● **What needs to be done**: Leave out the pictures and transcribe everything else exactly.

* Begin Given records *

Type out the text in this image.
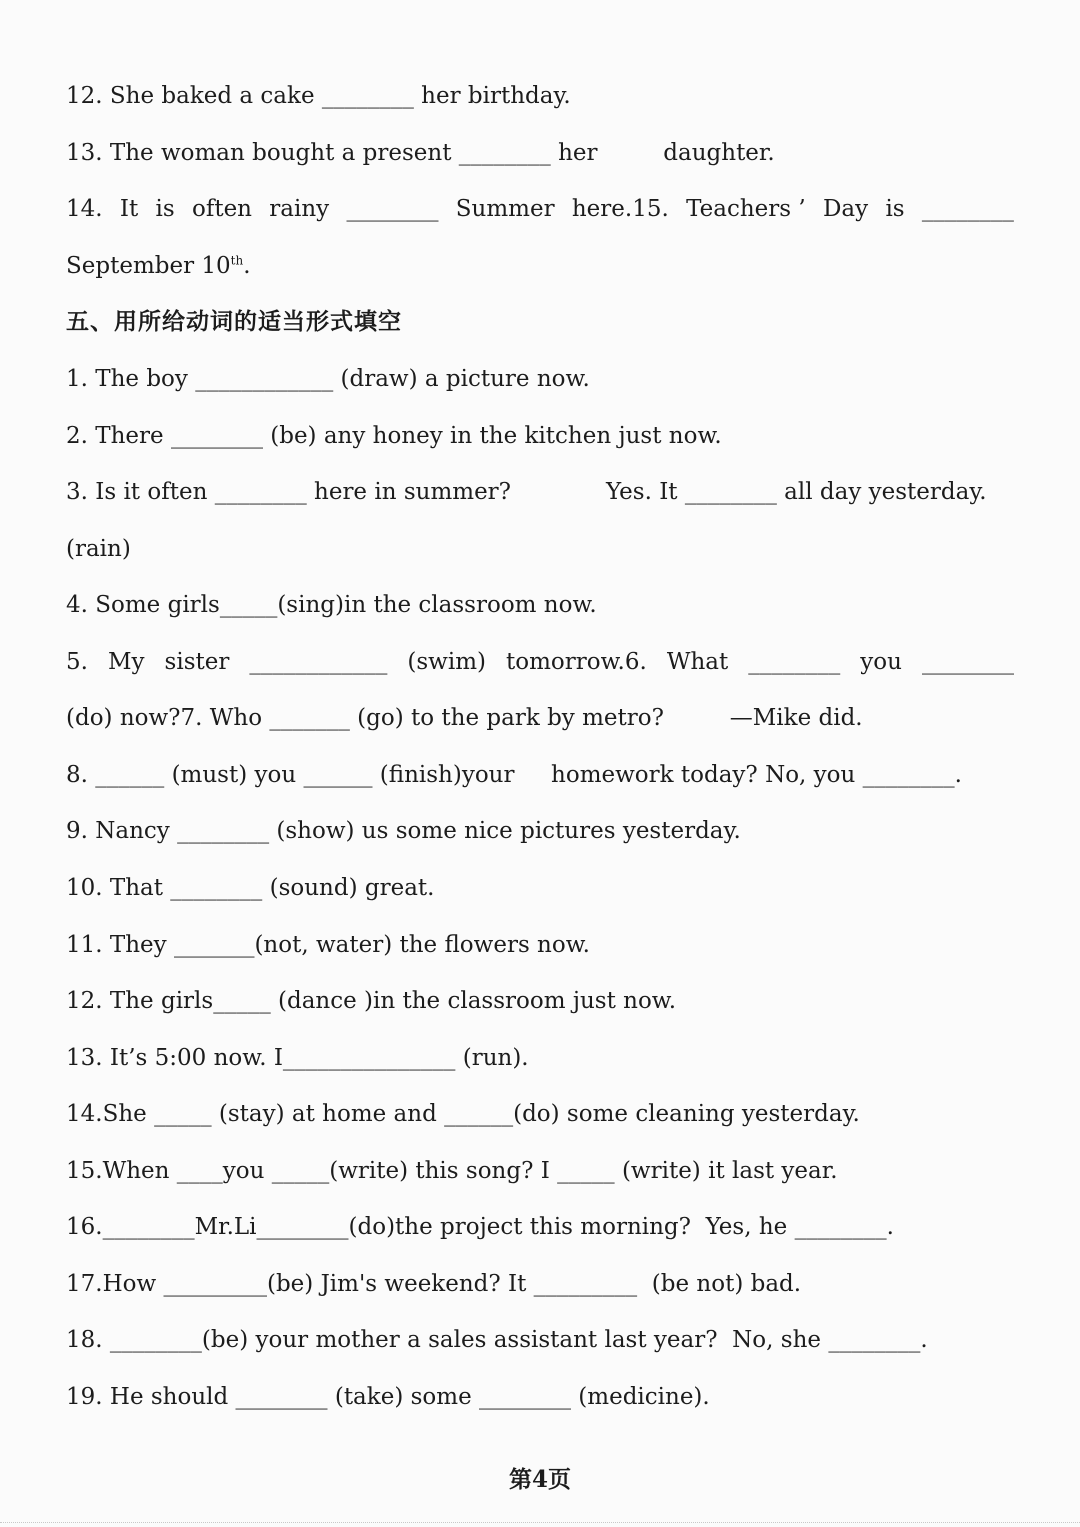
12. She baked a cake ________ her birthday.
13. The woman bought a present ________ her         daughter.
14. It is often rainy ________ Summer here.15. Teachers ’ Day is ________
September 10th.
五、用所给动词的适当形式填空
1. The boy ____________ (draw) a picture now.
2. There ________ (be) any honey in the kitchen just now.
3. Is it often ________ here in summer?	Yes. It ________ all day yesterday.
(rain)
4. Some girls_____(sing)in the classroom now.
5. My sister ____________ (swim) tomorrow.6. What ________ you ________
(do) now?7. Who _______ (go) to the park by metro?         —Mike did.
8. ______ (must) you ______ (finish)your     homework today? No, you ________.
9. Nancy ________ (show) us some nice pictures yesterday.
10. That ________ (sound) great.
11. They _______(not, water) the flowers now.
12. The girls_____ (dance )in the classroom just now.
13. It’s 5:00 now. I_______________ (run).
14.She _____ (stay) at home and ______(do) some cleaning yesterday.
15.When ____you _____(write) this song? I _____ (write) it last year.
16.________Mr.Li________(do)the project this morning?  Yes, he ________.
17.How _________(be) Jim's weekend? It _________  (be not) bad.
18. ________(be) your mother a sales assistant last year?  No, she ________.
19. He should ________ (take) some ________ (medicine).
第4页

* End Given records *

● **Answer to this problem**:
Type out the text in this image.
12. She baked a cake ________ her birthday.
13. The woman bought a present ________ her         daughter.
14. It is often rainy ________ Summer here.15. Teachers ’ Day is ________
September 10th.
五、用所给动词的适当形式填空
1. The boy ____________ (draw) a picture now.
2. There ________ (be) any honey in the kitchen just now.
3. Is it often ________ here in summer?	Yes. It ________ all day yesterday.
(rain)
4. Some girls_____(sing)in the classroom now.
5. My sister ____________ (swim) tomorrow.6. What ________ you ________
(do) now?7. Who _______ (go) to the park by metro?         —Mike did.
8. ______ (must) you ______ (finish)your     homework today? No, you ________.
9. Nancy ________ (show) us some nice pictures yesterday.
10. That ________ (sound) great.
11. They _______(not, water) the flowers now.
12. The girls_____ (dance )in the classroom just now.
13. It’s 5:00 now. I_______________ (run).
14.She _____ (stay) at home and ______(do) some cleaning yesterday.
15.When ____you _____(write) this song? I _____ (write) it last year.
16.________Mr.Li________(do)the project this morning?  Yes, he ________.
17.How _________(be) Jim's weekend? It _________  (be not) bad.
18. ________(be) your mother a sales assistant last year?  No, she ________.
19. He should ________ (take) some ________ (medicine).
第4页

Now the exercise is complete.